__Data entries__

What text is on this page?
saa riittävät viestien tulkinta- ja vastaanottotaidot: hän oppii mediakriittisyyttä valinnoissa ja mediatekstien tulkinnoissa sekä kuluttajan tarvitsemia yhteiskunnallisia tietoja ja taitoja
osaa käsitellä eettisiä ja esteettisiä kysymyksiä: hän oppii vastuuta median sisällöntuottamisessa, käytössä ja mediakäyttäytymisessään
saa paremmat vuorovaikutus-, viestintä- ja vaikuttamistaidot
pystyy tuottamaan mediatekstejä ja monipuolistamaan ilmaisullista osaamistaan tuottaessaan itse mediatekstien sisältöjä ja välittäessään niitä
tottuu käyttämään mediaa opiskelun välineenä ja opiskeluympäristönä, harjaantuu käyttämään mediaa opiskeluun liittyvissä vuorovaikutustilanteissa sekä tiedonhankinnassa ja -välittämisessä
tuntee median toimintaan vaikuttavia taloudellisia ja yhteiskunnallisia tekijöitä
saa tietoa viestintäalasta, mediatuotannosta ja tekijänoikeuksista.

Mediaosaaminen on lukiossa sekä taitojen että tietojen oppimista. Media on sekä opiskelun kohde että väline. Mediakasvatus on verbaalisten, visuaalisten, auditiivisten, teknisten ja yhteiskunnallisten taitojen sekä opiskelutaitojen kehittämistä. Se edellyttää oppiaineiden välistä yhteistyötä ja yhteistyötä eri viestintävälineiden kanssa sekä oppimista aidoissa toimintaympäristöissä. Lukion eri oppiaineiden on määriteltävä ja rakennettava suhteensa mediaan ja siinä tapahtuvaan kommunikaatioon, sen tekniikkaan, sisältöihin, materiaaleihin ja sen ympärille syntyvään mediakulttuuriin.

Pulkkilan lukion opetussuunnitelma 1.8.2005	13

__Given problem__
Return all of the entries exactly as written.

__Result of the exercise__
What text is on this page?
saa riittävät viestien tulkinta- ja vastaanottotaidot: hän oppii mediakriittisyyttä valinnoissa ja mediatekstien tulkinnoissa sekä kuluttajan tarvitsemia yhteiskunnallisia tietoja ja taitoja
osaa käsitellä eettisiä ja esteettisiä kysymyksiä: hän oppii vastuuta median sisällöntuottamisessa, käytössä ja mediakäyttäytymisessään
saa paremmat vuorovaikutus-, viestintä- ja vaikuttamistaidot
pystyy tuottamaan mediatekstejä ja monipuolistamaan ilmaisullista osaamistaan tuottaessaan itse mediatekstien sisältöjä ja välittäessään niitä
tottuu käyttämään mediaa opiskelun välineenä ja opiskeluympäristönä, harjaantuu käyttämään mediaa opiskeluun liittyvissä vuorovaikutustilanteissa sekä tiedonhankinnassa ja -välittämisessä
tuntee median toimintaan vaikuttavia taloudellisia ja yhteiskunnallisia tekijöitä
saa tietoa viestintäalasta, mediatuotannosta ja tekijänoikeuksista.

Mediaosaaminen on lukiossa sekä taitojen että tietojen oppimista. Media on sekä opiskelun kohde että väline. Mediakasvatus on verbaalisten, visuaalisten, auditiivisten, teknisten ja yhteiskunnallisten taitojen sekä opiskelutaitojen kehittämistä. Se edellyttää oppiaineiden välistä yhteistyötä ja yhteistyötä eri viestintävälineiden kanssa sekä oppimista aidoissa toimintaympäristöissä. Lukion eri oppiaineiden on määriteltävä ja rakennettava suhteensa mediaan ja siinä tapahtuvaan kommunikaatioon, sen tekniikkaan, sisältöihin, materiaaleihin ja sen ympärille syntyvään mediakulttuuriin.

Pulkkilan lukion opetussuunnitelma 1.8.2005	13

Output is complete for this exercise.